- **Instructions to follow**
Return the material exactly as supplied, apart from the pictures, which are omitted.

(Figure content listings)
----------------------------------------
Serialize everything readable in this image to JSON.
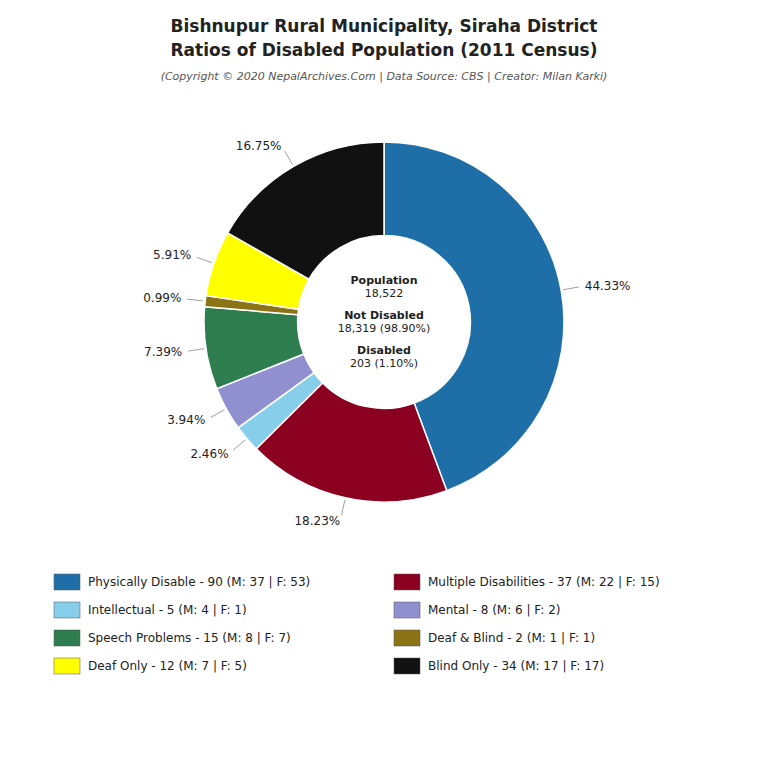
{
  "chart_data": {
    "type": "donut",
    "title": [
      "Bishnupur Rural Municipality, Siraha District",
      "Ratios of Disabled Population (2011 Census)"
    ],
    "subtitle": "(Copyright © 2020 NepalArchives.Com | Data Source: CBS | Creator: Milan Karki)",
    "categories": [
      "Physically Disable - 90 (M: 37 | F: 53)",
      "Multiple Disabilities - 37 (M: 22 | F: 15)",
      "Intellectual - 5 (M: 4 | F: 1)",
      "Mental - 8 (M: 6 | F: 2)",
      "Speech Problems - 15 (M: 8 | F: 7)",
      "Deaf & Blind - 2 (M: 1 | F: 1)",
      "Deaf Only - 12 (M: 7 | F: 5)",
      "Blind Only - 34 (M: 17 | F: 17)"
    ],
    "values": [
      44.33,
      18.23,
      2.46,
      3.94,
      7.39,
      0.99,
      5.91,
      16.75
    ],
    "value_labels": [
      "44.33%",
      "18.23%",
      "2.46%",
      "3.94%",
      "7.39%",
      "0.99%",
      "5.91%",
      "16.75%"
    ],
    "colors": [
      "#1e6fa8",
      "#8b0020",
      "#87ceeb",
      "#9090d0",
      "#2e7d4f",
      "#8b7316",
      "#ffff00",
      "#111111"
    ],
    "data_labels": true,
    "legend": "bottom",
    "annotations": [
      "Population",
      "18,522",
      "Not Disabled",
      "18,319 (98.90%)",
      "Disabled",
      "203 (1.10%)"
    ]
  }
}
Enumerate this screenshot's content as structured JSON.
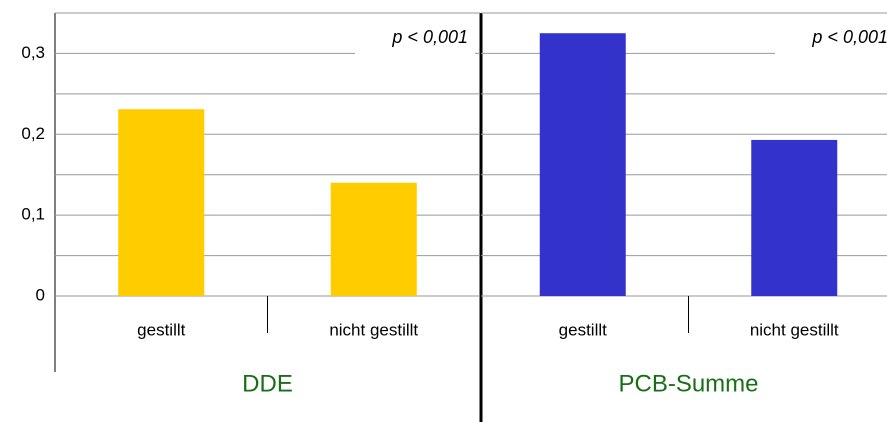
{
  "chart_data": [
    {
      "type": "bar",
      "title": "DDE",
      "annotation": "p < 0,001",
      "categories": [
        "gestillt",
        "nicht gestillt"
      ],
      "values": [
        0.231,
        0.14
      ],
      "color": "#ffcc00",
      "ylim": [
        0,
        0.35
      ],
      "yticks": [
        0,
        {
          "value": 0.1,
          "label": "0,1"
        },
        {
          "value": 0.2,
          "label": "0,2"
        },
        {
          "value": 0.3,
          "label": "0,3"
        }
      ],
      "minor_yticks": [
        0.05,
        0.15,
        0.25,
        0.35
      ],
      "grid": true
    },
    {
      "type": "bar",
      "title": "PCB-Summe",
      "annotation": "p < 0,001",
      "categories": [
        "gestillt",
        "nicht gestillt"
      ],
      "values": [
        0.325,
        0.193
      ],
      "color": "#3333cc",
      "ylim": [
        0,
        0.35
      ],
      "yticks": [
        0,
        {
          "value": 0.1,
          "label": "0,1"
        },
        {
          "value": 0.2,
          "label": "0,2"
        },
        {
          "value": 0.3,
          "label": "0,3"
        }
      ],
      "minor_yticks": [
        0.05,
        0.15,
        0.25,
        0.35
      ],
      "grid": true
    }
  ]
}
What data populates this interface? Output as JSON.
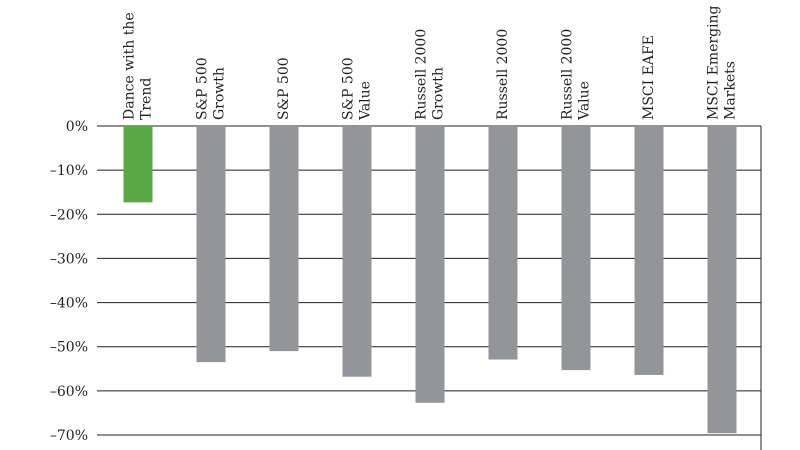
{
  "chart_data": {
    "type": "bar",
    "orientation": "vertical",
    "categories": [
      "Dance with the Trend",
      "S&P 500 Growth",
      "S&P 500",
      "S&P 500 Value",
      "Russell 2000 Growth",
      "Russell 2000",
      "Russell 2000 Value",
      "MSCI EAFE",
      "MSCI Emerging Markets"
    ],
    "category_label_lines": [
      [
        "Dance with the",
        "Trend"
      ],
      [
        "S&P 500",
        "Growth"
      ],
      [
        "S&P 500"
      ],
      [
        "S&P 500",
        "Value"
      ],
      [
        "Russell 2000",
        "Growth"
      ],
      [
        "Russell 2000"
      ],
      [
        "Russell 2000",
        "Value"
      ],
      [
        "MSCI EAFE"
      ],
      [
        "MSCI Emerging",
        "Markets"
      ]
    ],
    "values": [
      -17.3,
      -53.5,
      -51.0,
      -56.8,
      -62.7,
      -52.9,
      -55.3,
      -56.4,
      -69.6
    ],
    "bar_colors": [
      "#5aa845",
      "#939598",
      "#939598",
      "#939598",
      "#939598",
      "#939598",
      "#939598",
      "#939598",
      "#939598"
    ],
    "ylim": [
      -70,
      0
    ],
    "yticks": [
      0,
      -10,
      -20,
      -30,
      -40,
      -50,
      -60,
      -70
    ],
    "ytick_labels": [
      "0%",
      "–10%",
      "–20%",
      "–30%",
      "–40%",
      "–50%",
      "–60%",
      "–70%"
    ],
    "grid": true,
    "category_labels_position": "top, rotated vertical",
    "title": "",
    "xlabel": "",
    "ylabel": ""
  },
  "colors": {
    "highlight_bar": "#5aa845",
    "bar": "#939598",
    "grid": "#231f20",
    "text": "#231f20"
  }
}
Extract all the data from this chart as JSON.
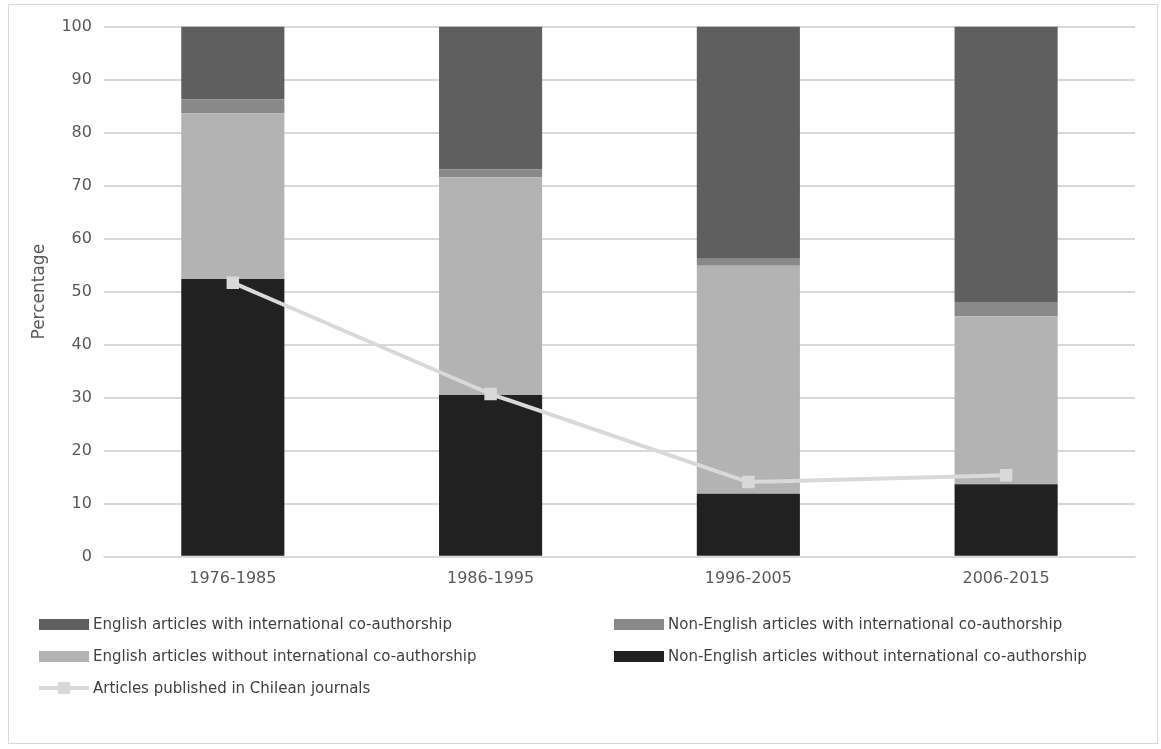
{
  "chart_data": {
    "type": "bar",
    "stacked": true,
    "ylabel": "Percentage",
    "categories": [
      "1976-1985",
      "1986-1995",
      "1996-2005",
      "2006-2015"
    ],
    "ylim": [
      0,
      100
    ],
    "yticks": [
      0,
      10,
      20,
      30,
      40,
      50,
      60,
      70,
      80,
      90,
      100
    ],
    "grid": "y",
    "legend": "bottom",
    "series": [
      {
        "name": "Non-English articles without international co-authorship",
        "color": "#212121",
        "values": [
          52.4,
          30.5,
          11.9,
          13.7
        ]
      },
      {
        "name": "English articles without international co-authorship",
        "color": "#b3b3b3",
        "values": [
          31.2,
          41.1,
          43.0,
          31.6
        ]
      },
      {
        "name": "Non-English articles with international co-authorship",
        "color": "#898989",
        "values": [
          2.7,
          1.5,
          1.3,
          2.6
        ]
      },
      {
        "name": "English articles with international co-authorship",
        "color": "#5f5f5f",
        "values": [
          13.7,
          26.9,
          43.8,
          52.1
        ]
      },
      {
        "name": "Articles published in Chilean journals",
        "type": "line",
        "color": "#d9d9d9",
        "marker": "square",
        "values": [
          51.7,
          30.7,
          14.1,
          15.4
        ]
      }
    ]
  }
}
----------------------------------------
- **Solved exercise**
Serialize everything readable in this image to JSON.
{
  "chart_data": {
    "type": "donut",
    "title": [
      "Bishnupur Rural Municipality, Siraha District",
      "Ratios of Disabled Population (2011 Census)"
    ],
    "subtitle": "(Copyright © 2020 NepalArchives.Com | Data Source: CBS | Creator: Milan Karki)",
    "categories": [
      "Physically Disable - 90 (M: 37 | F: 53)",
      "Multiple Disabilities - 37 (M: 22 | F: 15)",
      "Intellectual - 5 (M: 4 | F: 1)",
      "Mental - 8 (M: 6 | F: 2)",
      "Speech Problems - 15 (M: 8 | F: 7)",
      "Deaf & Blind - 2 (M: 1 | F: 1)",
      "Deaf Only - 12 (M: 7 | F: 5)",
      "Blind Only - 34 (M: 17 | F: 17)"
    ],
    "values": [
      44.33,
      18.23,
      2.46,
      3.94,
      7.39,
      0.99,
      5.91,
      16.75
    ],
    "value_labels": [
      "44.33%",
      "18.23%",
      "2.46%",
      "3.94%",
      "7.39%",
      "0.99%",
      "5.91%",
      "16.75%"
    ],
    "colors": [
      "#1e6fa8",
      "#8b0020",
      "#87ceeb",
      "#9090d0",
      "#2e7d4f",
      "#8b7316",
      "#ffff00",
      "#111111"
    ],
    "data_labels": true,
    "legend": "bottom",
    "annotations": [
      "Population",
      "18,522",
      "Not Disabled",
      "18,319 (98.90%)",
      "Disabled",
      "203 (1.10%)"
    ]
  }
}
Enumerate this screenshot's content as structured JSON.
{
  "chart_data": [
    {
      "type": "bar",
      "title": "DDE",
      "annotation": "p < 0,001",
      "categories": [
        "gestillt",
        "nicht gestillt"
      ],
      "values": [
        0.231,
        0.14
      ],
      "color": "#ffcc00",
      "ylim": [
        0,
        0.35
      ],
      "yticks": [
        0,
        {
          "value": 0.1,
          "label": "0,1"
        },
        {
          "value": 0.2,
          "label": "0,2"
        },
        {
          "value": 0.3,
          "label": "0,3"
        }
      ],
      "minor_yticks": [
        0.05,
        0.15,
        0.25,
        0.35
      ],
      "grid": true
    },
    {
      "type": "bar",
      "title": "PCB-Summe",
      "annotation": "p < 0,001",
      "categories": [
        "gestillt",
        "nicht gestillt"
      ],
      "values": [
        0.325,
        0.193
      ],
      "color": "#3333cc",
      "ylim": [
        0,
        0.35
      ],
      "yticks": [
        0,
        {
          "value": 0.1,
          "label": "0,1"
        },
        {
          "value": 0.2,
          "label": "0,2"
        },
        {
          "value": 0.3,
          "label": "0,3"
        }
      ],
      "minor_yticks": [
        0.05,
        0.15,
        0.25,
        0.35
      ],
      "grid": true
    }
  ]
}
What data populates this interface? Output as JSON.
{
  "chart_data": {
    "type": "bar",
    "orientation": "vertical",
    "categories": [
      "Dance with the Trend",
      "S&P 500 Growth",
      "S&P 500",
      "S&P 500 Value",
      "Russell 2000 Growth",
      "Russell 2000",
      "Russell 2000 Value",
      "MSCI EAFE",
      "MSCI Emerging Markets"
    ],
    "category_label_lines": [
      [
        "Dance with the",
        "Trend"
      ],
      [
        "S&P 500",
        "Growth"
      ],
      [
        "S&P 500"
      ],
      [
        "S&P 500",
        "Value"
      ],
      [
        "Russell 2000",
        "Growth"
      ],
      [
        "Russell 2000"
      ],
      [
        "Russell 2000",
        "Value"
      ],
      [
        "MSCI EAFE"
      ],
      [
        "MSCI Emerging",
        "Markets"
      ]
    ],
    "values": [
      -17.3,
      -53.5,
      -51.0,
      -56.8,
      -62.7,
      -52.9,
      -55.3,
      -56.4,
      -69.6
    ],
    "bar_colors": [
      "#5aa845",
      "#939598",
      "#939598",
      "#939598",
      "#939598",
      "#939598",
      "#939598",
      "#939598",
      "#939598"
    ],
    "ylim": [
      -70,
      0
    ],
    "yticks": [
      0,
      -10,
      -20,
      -30,
      -40,
      -50,
      -60,
      -70
    ],
    "ytick_labels": [
      "0%",
      "–10%",
      "–20%",
      "–30%",
      "–40%",
      "–50%",
      "–60%",
      "–70%"
    ],
    "grid": true,
    "category_labels_position": "top, rotated vertical",
    "title": "",
    "xlabel": "",
    "ylabel": ""
  },
  "colors": {
    "highlight_bar": "#5aa845",
    "bar": "#939598",
    "grid": "#231f20",
    "text": "#231f20"
  }
}
Extract all the data from this chart as JSON.
{
  "chart_data": {
    "type": "bar",
    "stacked": true,
    "ylabel": "Percentage",
    "categories": [
      "1976-1985",
      "1986-1995",
      "1996-2005",
      "2006-2015"
    ],
    "ylim": [
      0,
      100
    ],
    "yticks": [
      0,
      10,
      20,
      30,
      40,
      50,
      60,
      70,
      80,
      90,
      100
    ],
    "grid": "y",
    "legend": "bottom",
    "series": [
      {
        "name": "Non-English articles without international co-authorship",
        "color": "#212121",
        "values": [
          52.4,
          30.5,
          11.9,
          13.7
        ]
      },
      {
        "name": "English articles without international co-authorship",
        "color": "#b3b3b3",
        "values": [
          31.2,
          41.1,
          43.0,
          31.6
        ]
      },
      {
        "name": "Non-English articles with international co-authorship",
        "color": "#898989",
        "values": [
          2.7,
          1.5,
          1.3,
          2.6
        ]
      },
      {
        "name": "English articles with international co-authorship",
        "color": "#5f5f5f",
        "values": [
          13.7,
          26.9,
          43.8,
          52.1
        ]
      },
      {
        "name": "Articles published in Chilean journals",
        "type": "line",
        "color": "#d9d9d9",
        "marker": "square",
        "values": [
          51.7,
          30.7,
          14.1,
          15.4
        ]
      }
    ]
  }
}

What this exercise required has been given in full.